**What needs to be done:**
Leave out the pictures and copy everything else in the entries exactly.

**Supplied entries:**
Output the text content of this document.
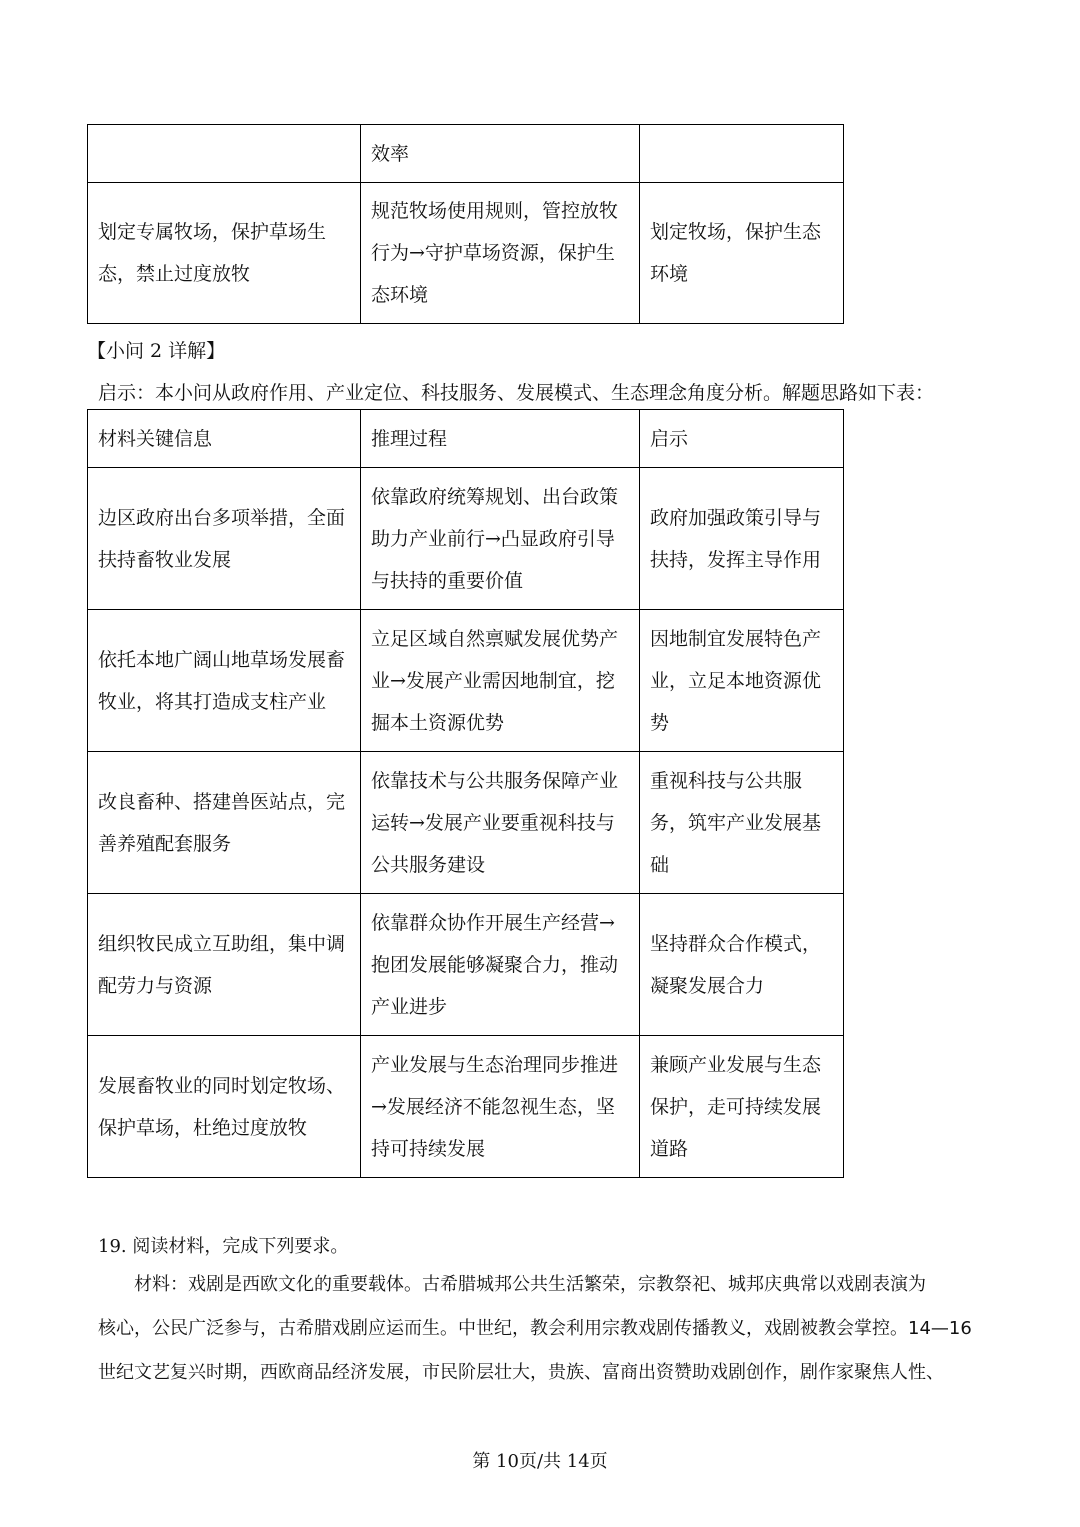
	效率	
划定专属牧场，保护草场生态，禁止过度放牧	规范牧场使用规则，管控放牧行为→守护草场资源，保护生态环境	划定牧场，保护生态环境
【小问 2 详解】
启示：本小问从政府作用、产业定位、科技服务、发展模式、生态理念角度分析。解题思路如下表：
材料关键信息	推理过程	启示
边区政府出台多项举措，全面扶持畜牧业发展	依靠政府统筹规划、出台政策助力产业前行→凸显政府引导与扶持的重要价值	政府加强政策引导与扶持，发挥主导作用
依托本地广阔山地草场发展畜牧业，将其打造成支柱产业	立足区域自然禀赋发展优势产业→发展产业需因地制宜，挖掘本土资源优势	因地制宜发展特色产业，立足本地资源优势
改良畜种、搭建兽医站点，完善养殖配套服务	依靠技术与公共服务保障产业运转→发展产业要重视科技与公共服务建设	重视科技与公共服务，筑牢产业发展基础
组织牧民成立互助组，集中调配劳力与资源	依靠群众协作开展生产经营→抱团发展能够凝聚合力，推动产业进步	坚持群众合作模式，凝聚发展合力
发展畜牧业的同时划定牧场、保护草场，杜绝过度放牧	产业发展与生态治理同步推进→发展经济不能忽视生态，坚持可持续发展	兼顾产业发展与生态保护，走可持续发展道路
19. 阅读材料，完成下列要求。

材料：戏剧是西欧文化的重要载体。古希腊城邦公共生活繁荣，宗教祭祀、城邦庆典常以戏剧表演为

核心，公民广泛参与，古希腊戏剧应运而生。中世纪，教会利用宗教戏剧传播教义，戏剧被教会掌控。14—16

世纪文艺复兴时期，西欧商品经济发展，市民阶层壮大，贵族、富商出资赞助戏剧创作，剧作家聚焦人性、

第 10页/共 14页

**Result below:**
Output the text content of this document.
	效率	
划定专属牧场，保护草场生态，禁止过度放牧	规范牧场使用规则，管控放牧行为→守护草场资源，保护生态环境	划定牧场，保护生态环境
【小问 2 详解】
启示：本小问从政府作用、产业定位、科技服务、发展模式、生态理念角度分析。解题思路如下表：
材料关键信息	推理过程	启示
边区政府出台多项举措，全面扶持畜牧业发展	依靠政府统筹规划、出台政策助力产业前行→凸显政府引导与扶持的重要价值	政府加强政策引导与扶持，发挥主导作用
依托本地广阔山地草场发展畜牧业，将其打造成支柱产业	立足区域自然禀赋发展优势产业→发展产业需因地制宜，挖掘本土资源优势	因地制宜发展特色产业，立足本地资源优势
改良畜种、搭建兽医站点，完善养殖配套服务	依靠技术与公共服务保障产业运转→发展产业要重视科技与公共服务建设	重视科技与公共服务，筑牢产业发展基础
组织牧民成立互助组，集中调配劳力与资源	依靠群众协作开展生产经营→抱团发展能够凝聚合力，推动产业进步	坚持群众合作模式，凝聚发展合力
发展畜牧业的同时划定牧场、保护草场，杜绝过度放牧	产业发展与生态治理同步推进→发展经济不能忽视生态，坚持可持续发展	兼顾产业发展与生态保护，走可持续发展道路
19. 阅读材料，完成下列要求。

材料：戏剧是西欧文化的重要载体。古希腊城邦公共生活繁荣，宗教祭祀、城邦庆典常以戏剧表演为

核心，公民广泛参与，古希腊戏剧应运而生。中世纪，教会利用宗教戏剧传播教义，戏剧被教会掌控。14—16

世纪文艺复兴时期，西欧商品经济发展，市民阶层壮大，贵族、富商出资赞助戏剧创作，剧作家聚焦人性、

第 10页/共 14页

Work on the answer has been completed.